● What you should do: Could you write out the records below exactly as they appear, leaving out any pictures?

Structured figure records
###
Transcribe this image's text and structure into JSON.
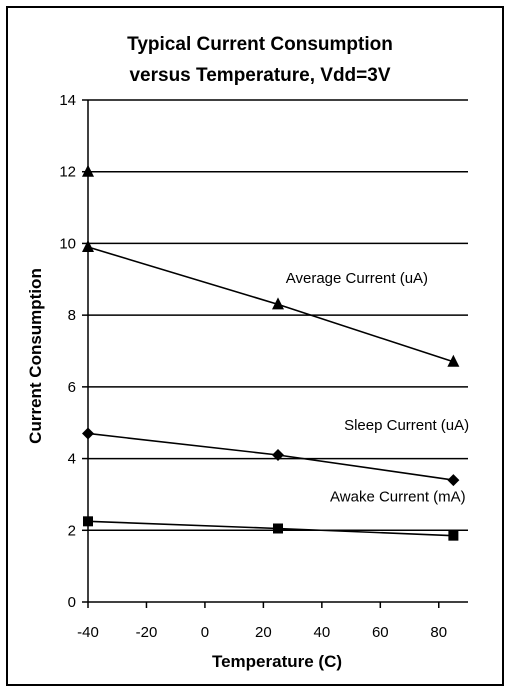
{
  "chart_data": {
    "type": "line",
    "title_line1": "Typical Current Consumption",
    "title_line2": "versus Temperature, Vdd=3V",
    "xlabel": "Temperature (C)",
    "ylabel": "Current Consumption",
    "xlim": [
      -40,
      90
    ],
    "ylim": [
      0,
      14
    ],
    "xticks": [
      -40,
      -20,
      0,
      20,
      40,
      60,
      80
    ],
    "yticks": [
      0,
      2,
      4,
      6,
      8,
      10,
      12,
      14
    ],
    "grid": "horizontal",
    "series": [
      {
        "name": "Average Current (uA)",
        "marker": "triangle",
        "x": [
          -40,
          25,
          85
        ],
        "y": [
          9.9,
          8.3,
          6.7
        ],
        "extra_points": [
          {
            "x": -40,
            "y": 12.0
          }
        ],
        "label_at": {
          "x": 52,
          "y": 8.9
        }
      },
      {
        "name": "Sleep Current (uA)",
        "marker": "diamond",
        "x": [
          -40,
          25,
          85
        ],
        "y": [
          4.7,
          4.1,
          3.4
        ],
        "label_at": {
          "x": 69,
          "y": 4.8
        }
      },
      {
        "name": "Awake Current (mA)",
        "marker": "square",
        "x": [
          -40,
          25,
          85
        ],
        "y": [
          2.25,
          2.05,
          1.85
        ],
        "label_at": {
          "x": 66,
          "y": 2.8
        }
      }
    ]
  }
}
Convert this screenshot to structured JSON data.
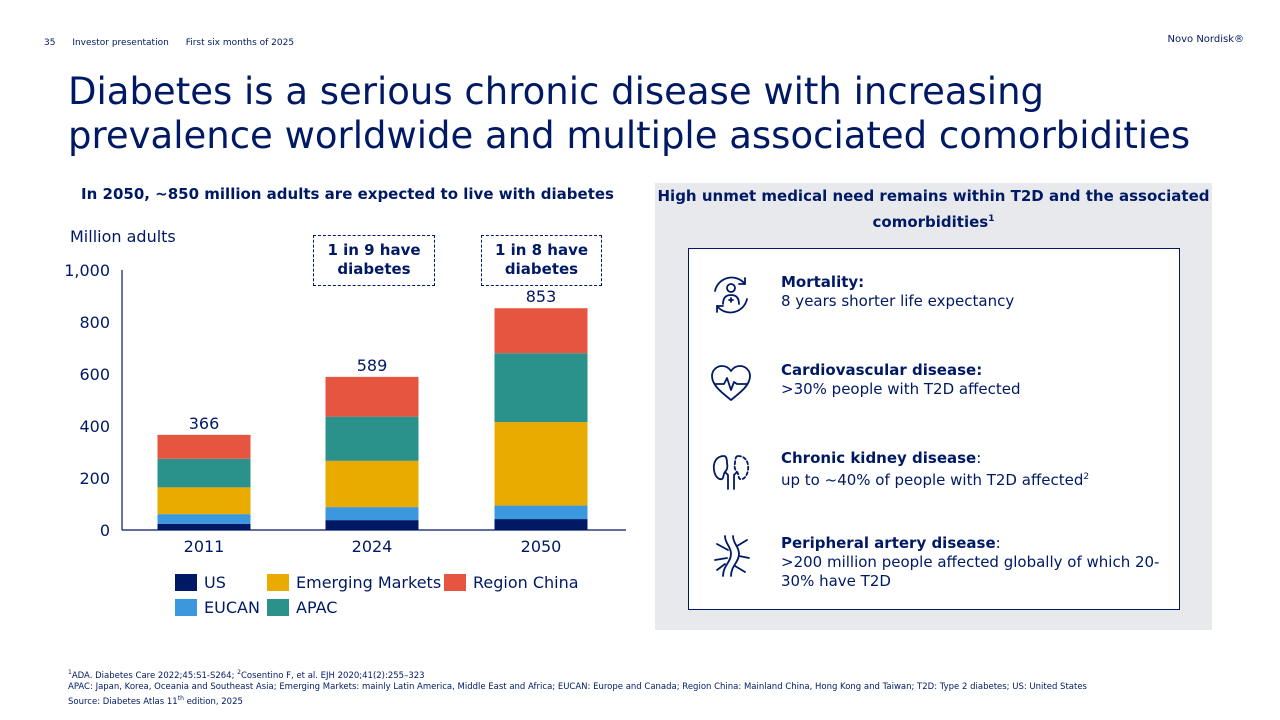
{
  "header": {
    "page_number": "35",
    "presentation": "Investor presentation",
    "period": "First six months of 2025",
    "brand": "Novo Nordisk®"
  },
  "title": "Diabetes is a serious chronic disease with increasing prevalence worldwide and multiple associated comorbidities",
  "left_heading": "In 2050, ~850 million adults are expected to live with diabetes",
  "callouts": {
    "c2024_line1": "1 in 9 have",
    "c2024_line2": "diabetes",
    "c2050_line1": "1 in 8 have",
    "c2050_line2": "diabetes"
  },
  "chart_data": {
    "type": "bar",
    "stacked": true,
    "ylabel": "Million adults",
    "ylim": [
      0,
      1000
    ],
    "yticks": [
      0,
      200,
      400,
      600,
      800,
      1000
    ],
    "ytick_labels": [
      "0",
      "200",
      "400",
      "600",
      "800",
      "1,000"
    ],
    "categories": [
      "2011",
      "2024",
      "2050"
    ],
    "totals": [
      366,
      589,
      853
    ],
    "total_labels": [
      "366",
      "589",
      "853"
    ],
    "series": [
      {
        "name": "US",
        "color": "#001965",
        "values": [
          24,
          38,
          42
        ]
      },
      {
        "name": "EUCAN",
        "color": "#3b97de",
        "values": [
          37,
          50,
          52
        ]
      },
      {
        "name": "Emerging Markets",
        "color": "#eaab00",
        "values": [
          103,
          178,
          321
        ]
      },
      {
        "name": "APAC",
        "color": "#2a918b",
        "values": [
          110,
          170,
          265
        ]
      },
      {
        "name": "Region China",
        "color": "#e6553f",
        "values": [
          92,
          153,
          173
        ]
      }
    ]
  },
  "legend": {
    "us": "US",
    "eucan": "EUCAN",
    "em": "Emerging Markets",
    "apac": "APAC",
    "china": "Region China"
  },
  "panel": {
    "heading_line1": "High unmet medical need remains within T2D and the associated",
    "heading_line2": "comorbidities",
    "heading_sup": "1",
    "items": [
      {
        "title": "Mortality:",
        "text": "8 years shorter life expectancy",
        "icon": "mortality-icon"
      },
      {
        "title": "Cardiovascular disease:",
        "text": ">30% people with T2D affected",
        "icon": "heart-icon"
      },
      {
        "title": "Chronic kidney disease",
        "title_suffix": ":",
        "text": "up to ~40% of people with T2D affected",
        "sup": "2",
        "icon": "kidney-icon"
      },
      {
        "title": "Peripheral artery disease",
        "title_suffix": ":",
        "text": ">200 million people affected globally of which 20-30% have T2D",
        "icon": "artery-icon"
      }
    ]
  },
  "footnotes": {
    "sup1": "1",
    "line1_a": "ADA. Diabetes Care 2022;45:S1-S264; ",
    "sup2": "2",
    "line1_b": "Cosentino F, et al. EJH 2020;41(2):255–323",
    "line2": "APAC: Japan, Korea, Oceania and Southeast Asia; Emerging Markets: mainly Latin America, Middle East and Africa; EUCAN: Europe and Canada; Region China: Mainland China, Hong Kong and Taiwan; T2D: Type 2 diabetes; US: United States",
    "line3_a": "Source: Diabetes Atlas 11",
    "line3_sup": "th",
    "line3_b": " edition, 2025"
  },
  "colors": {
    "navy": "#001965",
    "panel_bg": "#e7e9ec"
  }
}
###
● Solution:
Transcribe this image's text and structure into JSON.
{
  "chart_data": {
    "type": "line",
    "title_line1": "Typical Current Consumption",
    "title_line2": "versus Temperature, Vdd=3V",
    "xlabel": "Temperature (C)",
    "ylabel": "Current Consumption",
    "xlim": [
      -40,
      90
    ],
    "ylim": [
      0,
      14
    ],
    "xticks": [
      -40,
      -20,
      0,
      20,
      40,
      60,
      80
    ],
    "yticks": [
      0,
      2,
      4,
      6,
      8,
      10,
      12,
      14
    ],
    "grid": "horizontal",
    "series": [
      {
        "name": "Average Current (uA)",
        "marker": "triangle",
        "x": [
          -40,
          25,
          85
        ],
        "y": [
          9.9,
          8.3,
          6.7
        ],
        "extra_points": [
          {
            "x": -40,
            "y": 12.0
          }
        ],
        "label_at": {
          "x": 52,
          "y": 8.9
        }
      },
      {
        "name": "Sleep Current (uA)",
        "marker": "diamond",
        "x": [
          -40,
          25,
          85
        ],
        "y": [
          4.7,
          4.1,
          3.4
        ],
        "label_at": {
          "x": 69,
          "y": 4.8
        }
      },
      {
        "name": "Awake Current (mA)",
        "marker": "square",
        "x": [
          -40,
          25,
          85
        ],
        "y": [
          2.25,
          2.05,
          1.85
        ],
        "label_at": {
          "x": 66,
          "y": 2.8
        }
      }
    ]
  }
}
Convert this screenshot to structured JSON data.
{
  "header": {
    "page_number": "35",
    "presentation": "Investor presentation",
    "period": "First six months of 2025",
    "brand": "Novo Nordisk®"
  },
  "title": "Diabetes is a serious chronic disease with increasing prevalence worldwide and multiple associated comorbidities",
  "left_heading": "In 2050, ~850 million adults are expected to live with diabetes",
  "callouts": {
    "c2024_line1": "1 in 9 have",
    "c2024_line2": "diabetes",
    "c2050_line1": "1 in 8 have",
    "c2050_line2": "diabetes"
  },
  "chart_data": {
    "type": "bar",
    "stacked": true,
    "ylabel": "Million adults",
    "ylim": [
      0,
      1000
    ],
    "yticks": [
      0,
      200,
      400,
      600,
      800,
      1000
    ],
    "ytick_labels": [
      "0",
      "200",
      "400",
      "600",
      "800",
      "1,000"
    ],
    "categories": [
      "2011",
      "2024",
      "2050"
    ],
    "totals": [
      366,
      589,
      853
    ],
    "total_labels": [
      "366",
      "589",
      "853"
    ],
    "series": [
      {
        "name": "US",
        "color": "#001965",
        "values": [
          24,
          38,
          42
        ]
      },
      {
        "name": "EUCAN",
        "color": "#3b97de",
        "values": [
          37,
          50,
          52
        ]
      },
      {
        "name": "Emerging Markets",
        "color": "#eaab00",
        "values": [
          103,
          178,
          321
        ]
      },
      {
        "name": "APAC",
        "color": "#2a918b",
        "values": [
          110,
          170,
          265
        ]
      },
      {
        "name": "Region China",
        "color": "#e6553f",
        "values": [
          92,
          153,
          173
        ]
      }
    ]
  },
  "legend": {
    "us": "US",
    "eucan": "EUCAN",
    "em": "Emerging Markets",
    "apac": "APAC",
    "china": "Region China"
  },
  "panel": {
    "heading_line1": "High unmet medical need remains within T2D and the associated",
    "heading_line2": "comorbidities",
    "heading_sup": "1",
    "items": [
      {
        "title": "Mortality:",
        "text": "8 years shorter life expectancy",
        "icon": "mortality-icon"
      },
      {
        "title": "Cardiovascular disease:",
        "text": ">30% people with T2D affected",
        "icon": "heart-icon"
      },
      {
        "title": "Chronic kidney disease",
        "title_suffix": ":",
        "text": "up to ~40% of people with T2D affected",
        "sup": "2",
        "icon": "kidney-icon"
      },
      {
        "title": "Peripheral artery disease",
        "title_suffix": ":",
        "text": ">200 million people affected globally of which 20-30% have T2D",
        "icon": "artery-icon"
      }
    ]
  },
  "footnotes": {
    "sup1": "1",
    "line1_a": "ADA. Diabetes Care 2022;45:S1-S264; ",
    "sup2": "2",
    "line1_b": "Cosentino F, et al. EJH 2020;41(2):255–323",
    "line2": "APAC: Japan, Korea, Oceania and Southeast Asia; Emerging Markets: mainly Latin America, Middle East and Africa; EUCAN: Europe and Canada; Region China: Mainland China, Hong Kong and Taiwan; T2D: Type 2 diabetes; US: United States",
    "line3_a": "Source: Diabetes Atlas 11",
    "line3_sup": "th",
    "line3_b": " edition, 2025"
  },
  "colors": {
    "navy": "#001965",
    "panel_bg": "#e7e9ec"
  }
}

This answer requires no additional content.